### SELECTED EXTRACT
I don't mean to be pedantic, but VMware announced that they were discontinuing perpetual licensing long before Broadcom announced the aquisition.
 
Just thought I would update to say been moving stuff to pure kvm or kubevirt. Performance currently is not perfect with kubevirt with dpdk so will be looking at adding some code, if only we could use ebpf like the pod network it would be good. Also having some I'm house looking at extending some ui to work for it as there are plenty of kubernetes options just not kubevirt.

Wierd issues with old images running Ubuntu 18 though. If I have multiple virtio pics and cores it reboots ut if I use say e1000 it is fine. A newer vm kernel fixes this but is not supported
 
We've had pricing through now for a renewal after meeting with Broadcom. It's come in slightly cheaper than our current 5 year EA per year for VCF (currently £200k per year for ESXi, vCenter, NSXT, vROPS, vRNI, SRM) at £180k, and £100k for VVF. Had been trying a number of alternatives, but with the little price difference it's not worth the time/effort to move away now, and will probably move to VVF as it contains the tech stack we predominantly use. From speaking to Broadcom, the issues around the large price rises were to do with historic customers (i.e. people who have been customers from the very beginning of ESX) who had been renewing very large estates with VMWare for massively discounted pricing or, the renewal prices were based on their initial buy prices from years ago, not sure how true that is though, but it's what we were told.
 
We've had pricing through now for a renewal after meeting with Broadcom. It's come in slightly cheaper than our current 5 year EA per year for VCF (currently £200k per year for ESXi, vCenter, NSXT, vROPS, vRNI, SRM) at £180k, and £100k for VVF. Had been trying a number of alternatives, but with the little price difference it's not worth the time/effort to move away now, and will probably move to VVF as it contains the tech stack we predominantly use. From speaking to Broadcom, the issues around the large price rises were to do with historic customers (i.e. people who have been customers from the very beginning of ESX) who had been renewing very large estates with VMWare for massively discounted pricing or, the renewal prices were based on their initial buy prices from years ago, not sure how true that is though, but it's what we were told.
When your currently at millions a year the increase looks worse though than 200k.

### STATED GOAL 1
Reproduce the passage of the discussion of VMware pricing from "I don't mean" to "just not kubevirt.".
### STATED GOAL 2
Answer these questions using the discussion of VMware pricing.
(a) What did VMware announce it was discontinuing before Broadcom announced the acquisition?
(b) With old images running Ubuntu 18, which network adapter type runs without the reboots?
(c) What annual price is given for VVF?
### STATED GOAL 3
Name every product listed as covered by the current £200k-per-year agreement in the discussion of VMware pricing.

[Element region listings]
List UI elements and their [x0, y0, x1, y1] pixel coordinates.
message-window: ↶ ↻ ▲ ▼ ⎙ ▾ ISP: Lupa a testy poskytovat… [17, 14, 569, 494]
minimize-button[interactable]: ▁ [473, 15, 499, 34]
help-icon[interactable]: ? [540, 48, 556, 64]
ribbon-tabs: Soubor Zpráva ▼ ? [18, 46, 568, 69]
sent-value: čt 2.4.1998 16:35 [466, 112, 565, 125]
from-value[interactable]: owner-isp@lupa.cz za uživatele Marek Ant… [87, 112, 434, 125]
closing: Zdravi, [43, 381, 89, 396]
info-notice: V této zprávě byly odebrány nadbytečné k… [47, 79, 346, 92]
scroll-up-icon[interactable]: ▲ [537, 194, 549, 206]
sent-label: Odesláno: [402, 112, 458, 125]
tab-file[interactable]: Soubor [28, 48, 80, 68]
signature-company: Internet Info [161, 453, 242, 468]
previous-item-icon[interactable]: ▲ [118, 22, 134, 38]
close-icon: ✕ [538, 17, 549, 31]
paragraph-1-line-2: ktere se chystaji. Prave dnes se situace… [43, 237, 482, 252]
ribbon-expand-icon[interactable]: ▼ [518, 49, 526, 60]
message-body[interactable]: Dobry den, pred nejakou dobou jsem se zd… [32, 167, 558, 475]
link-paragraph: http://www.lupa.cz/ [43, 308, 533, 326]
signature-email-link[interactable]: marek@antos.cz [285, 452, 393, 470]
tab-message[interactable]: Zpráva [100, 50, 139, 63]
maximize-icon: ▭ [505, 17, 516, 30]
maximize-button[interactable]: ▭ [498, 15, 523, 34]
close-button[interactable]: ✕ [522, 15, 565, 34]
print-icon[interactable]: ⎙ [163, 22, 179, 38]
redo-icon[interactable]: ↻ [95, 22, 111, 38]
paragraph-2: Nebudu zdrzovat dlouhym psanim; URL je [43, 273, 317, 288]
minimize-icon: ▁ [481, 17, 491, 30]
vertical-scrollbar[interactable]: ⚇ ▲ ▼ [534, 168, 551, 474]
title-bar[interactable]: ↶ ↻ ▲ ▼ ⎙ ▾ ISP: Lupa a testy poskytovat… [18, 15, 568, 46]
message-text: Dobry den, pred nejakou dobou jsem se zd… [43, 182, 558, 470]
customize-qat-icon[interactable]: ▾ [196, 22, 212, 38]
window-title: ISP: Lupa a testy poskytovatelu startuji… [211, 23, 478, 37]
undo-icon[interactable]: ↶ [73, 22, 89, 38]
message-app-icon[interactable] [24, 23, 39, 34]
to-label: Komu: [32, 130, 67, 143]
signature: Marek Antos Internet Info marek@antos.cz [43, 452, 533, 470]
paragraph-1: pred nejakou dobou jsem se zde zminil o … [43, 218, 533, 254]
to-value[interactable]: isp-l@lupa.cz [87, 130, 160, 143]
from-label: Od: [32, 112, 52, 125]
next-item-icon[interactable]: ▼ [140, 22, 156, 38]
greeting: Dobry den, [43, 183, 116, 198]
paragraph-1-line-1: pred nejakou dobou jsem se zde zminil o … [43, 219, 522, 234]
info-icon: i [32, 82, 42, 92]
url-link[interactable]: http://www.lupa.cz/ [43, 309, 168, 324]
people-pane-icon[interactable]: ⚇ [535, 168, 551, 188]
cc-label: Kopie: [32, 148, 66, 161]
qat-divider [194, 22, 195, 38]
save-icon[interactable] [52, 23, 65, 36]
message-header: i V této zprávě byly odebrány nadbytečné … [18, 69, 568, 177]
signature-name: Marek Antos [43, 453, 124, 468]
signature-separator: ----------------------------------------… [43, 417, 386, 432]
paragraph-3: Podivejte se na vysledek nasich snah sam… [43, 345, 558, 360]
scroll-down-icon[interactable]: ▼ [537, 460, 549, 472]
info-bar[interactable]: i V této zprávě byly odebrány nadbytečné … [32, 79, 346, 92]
* * *
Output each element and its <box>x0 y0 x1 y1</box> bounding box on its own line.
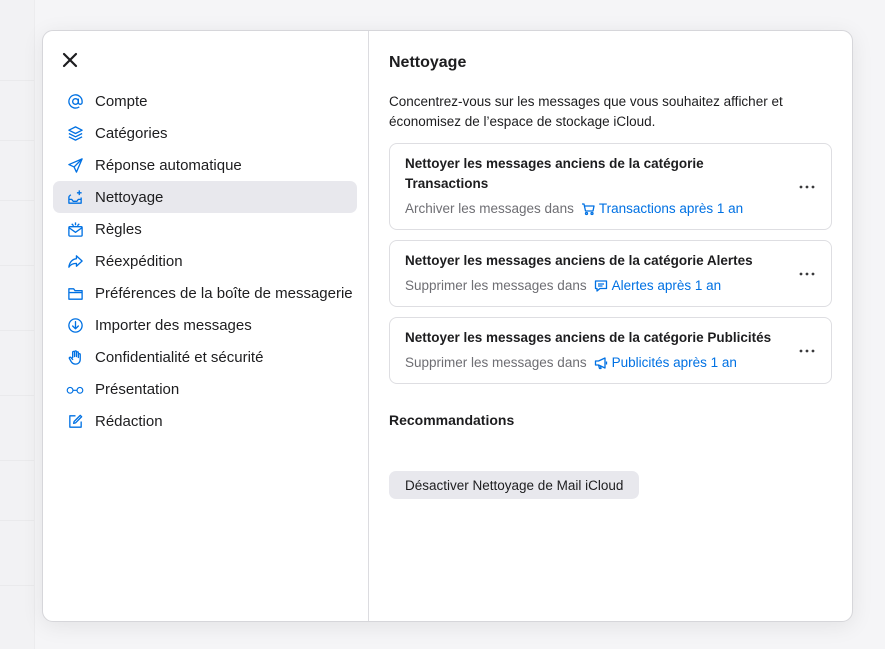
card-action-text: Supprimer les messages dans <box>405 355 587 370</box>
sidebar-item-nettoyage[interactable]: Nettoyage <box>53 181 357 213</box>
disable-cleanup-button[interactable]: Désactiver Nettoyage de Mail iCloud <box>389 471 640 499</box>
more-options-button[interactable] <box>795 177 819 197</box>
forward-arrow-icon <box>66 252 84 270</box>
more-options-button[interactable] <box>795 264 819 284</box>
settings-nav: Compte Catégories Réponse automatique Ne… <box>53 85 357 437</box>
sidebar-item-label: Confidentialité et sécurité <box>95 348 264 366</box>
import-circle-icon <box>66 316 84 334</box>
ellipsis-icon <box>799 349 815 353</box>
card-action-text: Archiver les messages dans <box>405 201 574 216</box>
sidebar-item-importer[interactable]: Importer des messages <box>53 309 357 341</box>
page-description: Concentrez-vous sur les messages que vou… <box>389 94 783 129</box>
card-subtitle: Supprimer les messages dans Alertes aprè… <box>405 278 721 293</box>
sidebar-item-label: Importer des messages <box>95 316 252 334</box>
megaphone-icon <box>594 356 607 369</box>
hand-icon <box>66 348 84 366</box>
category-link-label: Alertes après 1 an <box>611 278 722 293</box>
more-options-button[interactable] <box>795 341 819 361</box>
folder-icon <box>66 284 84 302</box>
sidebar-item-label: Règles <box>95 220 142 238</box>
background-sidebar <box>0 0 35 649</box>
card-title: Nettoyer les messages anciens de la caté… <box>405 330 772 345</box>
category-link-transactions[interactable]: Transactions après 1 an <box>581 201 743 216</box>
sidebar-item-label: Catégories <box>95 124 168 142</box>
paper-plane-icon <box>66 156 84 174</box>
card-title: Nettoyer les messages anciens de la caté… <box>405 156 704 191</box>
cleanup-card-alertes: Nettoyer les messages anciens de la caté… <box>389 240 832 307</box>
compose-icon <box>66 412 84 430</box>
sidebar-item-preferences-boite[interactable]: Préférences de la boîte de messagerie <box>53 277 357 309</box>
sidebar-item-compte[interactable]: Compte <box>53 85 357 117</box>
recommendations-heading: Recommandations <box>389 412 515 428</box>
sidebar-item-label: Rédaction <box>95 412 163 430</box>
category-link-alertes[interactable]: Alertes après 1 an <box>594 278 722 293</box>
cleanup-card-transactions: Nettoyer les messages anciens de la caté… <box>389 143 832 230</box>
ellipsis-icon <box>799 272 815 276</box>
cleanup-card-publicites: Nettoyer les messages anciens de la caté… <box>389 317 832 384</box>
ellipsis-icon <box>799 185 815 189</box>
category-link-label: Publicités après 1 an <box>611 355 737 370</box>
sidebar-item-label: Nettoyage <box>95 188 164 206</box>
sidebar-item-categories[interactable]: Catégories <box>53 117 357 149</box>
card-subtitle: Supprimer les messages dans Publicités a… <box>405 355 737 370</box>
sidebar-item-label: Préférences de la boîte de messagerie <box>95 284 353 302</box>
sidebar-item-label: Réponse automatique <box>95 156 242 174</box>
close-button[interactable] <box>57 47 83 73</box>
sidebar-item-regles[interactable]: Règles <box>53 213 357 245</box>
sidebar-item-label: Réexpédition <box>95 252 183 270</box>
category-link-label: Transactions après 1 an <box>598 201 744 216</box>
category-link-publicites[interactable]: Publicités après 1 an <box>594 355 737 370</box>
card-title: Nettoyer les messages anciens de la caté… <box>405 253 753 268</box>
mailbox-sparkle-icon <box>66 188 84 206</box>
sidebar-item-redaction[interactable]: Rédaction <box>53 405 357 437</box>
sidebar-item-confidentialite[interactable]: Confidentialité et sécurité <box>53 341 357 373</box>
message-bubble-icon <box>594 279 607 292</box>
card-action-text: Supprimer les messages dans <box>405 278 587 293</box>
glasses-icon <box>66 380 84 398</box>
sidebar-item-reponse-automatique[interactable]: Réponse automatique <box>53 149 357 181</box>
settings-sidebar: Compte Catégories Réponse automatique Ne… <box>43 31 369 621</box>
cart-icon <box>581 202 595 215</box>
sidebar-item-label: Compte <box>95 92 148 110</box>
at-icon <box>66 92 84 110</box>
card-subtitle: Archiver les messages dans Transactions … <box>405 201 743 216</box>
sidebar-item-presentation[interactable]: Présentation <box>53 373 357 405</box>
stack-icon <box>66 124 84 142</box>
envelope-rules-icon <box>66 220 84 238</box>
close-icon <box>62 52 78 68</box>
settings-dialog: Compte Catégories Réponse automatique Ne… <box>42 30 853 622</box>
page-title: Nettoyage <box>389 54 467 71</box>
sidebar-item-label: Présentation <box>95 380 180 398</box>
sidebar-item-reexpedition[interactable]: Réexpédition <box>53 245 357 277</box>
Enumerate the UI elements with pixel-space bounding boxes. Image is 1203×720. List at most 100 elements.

### PROBLEM SOLUTION 1
I don't mean to be pedantic, but VMware announced that they were discontinuing perpetual licensing long before Broadcom announced the aquisition.
 
Just thought I would update to say been moving stuff to pure kvm or kubevirt. Performance currently is not perfect with kubevirt with dpdk so will be looking at adding some code, if only we could use ebpf like the pod network it would be good. Also having some I'm house looking at extending some ui to work for it as there are plenty of kubernetes options just not kubevirt.

### PROBLEM SOLUTION 2
(a) Perpetual licensing.
(b) The e1000.
(c) £100k.

### PROBLEM SOLUTION 3
ESXi, vCenter, NSXT, vROPS, vRNI, SRM